Items from a dataset
——

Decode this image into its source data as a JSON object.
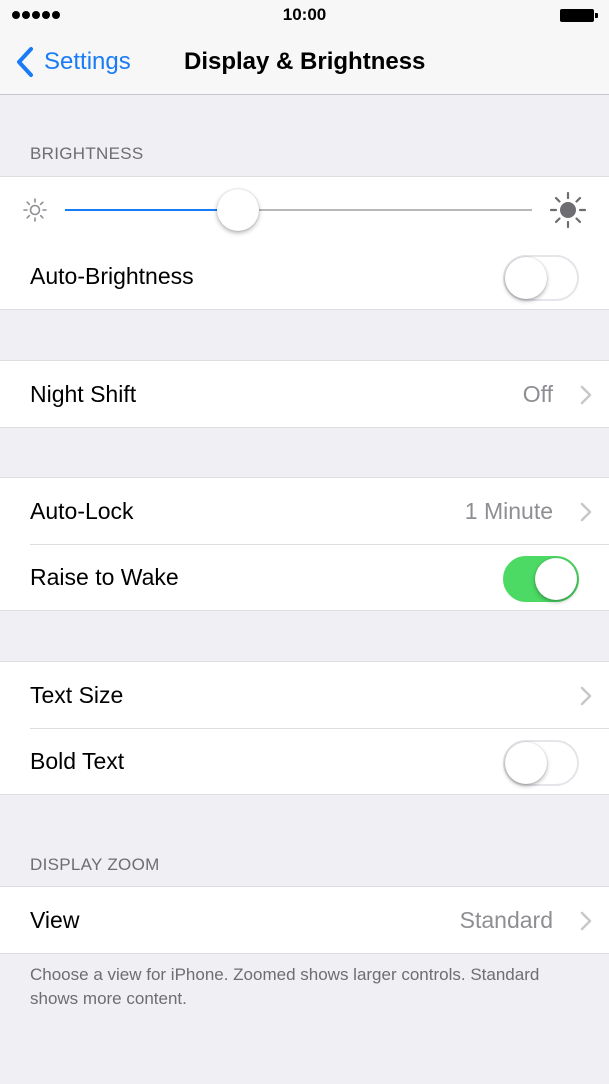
{
  "status_bar": {
    "time": "10:00"
  },
  "nav": {
    "back_label": "Settings",
    "title": "Display & Brightness"
  },
  "brightness": {
    "header": "BRIGHTNESS",
    "level": 0.37,
    "auto_brightness": {
      "label": "Auto-Brightness",
      "on": false
    }
  },
  "night_shift": {
    "label": "Night Shift",
    "value": "Off"
  },
  "auto_lock": {
    "label": "Auto-Lock",
    "value": "1 Minute"
  },
  "raise_to_wake": {
    "label": "Raise to Wake",
    "on": true
  },
  "text_size": {
    "label": "Text Size"
  },
  "bold_text": {
    "label": "Bold Text",
    "on": false
  },
  "display_zoom": {
    "header": "DISPLAY ZOOM",
    "view": {
      "label": "View",
      "value": "Standard"
    },
    "footer": "Choose a view for iPhone. Zoomed shows larger controls. Standard shows more content."
  },
  "colors": {
    "accent": "#1a7cf5",
    "toggle_on": "#4cd964",
    "background": "#efeff4"
  }
}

——

_TASK OBJECTIVE_
Using the entries above, tally how many lines have the word "header" in them; write the number and nothing more.

_RESPONSE TO THE EXERCISE_
2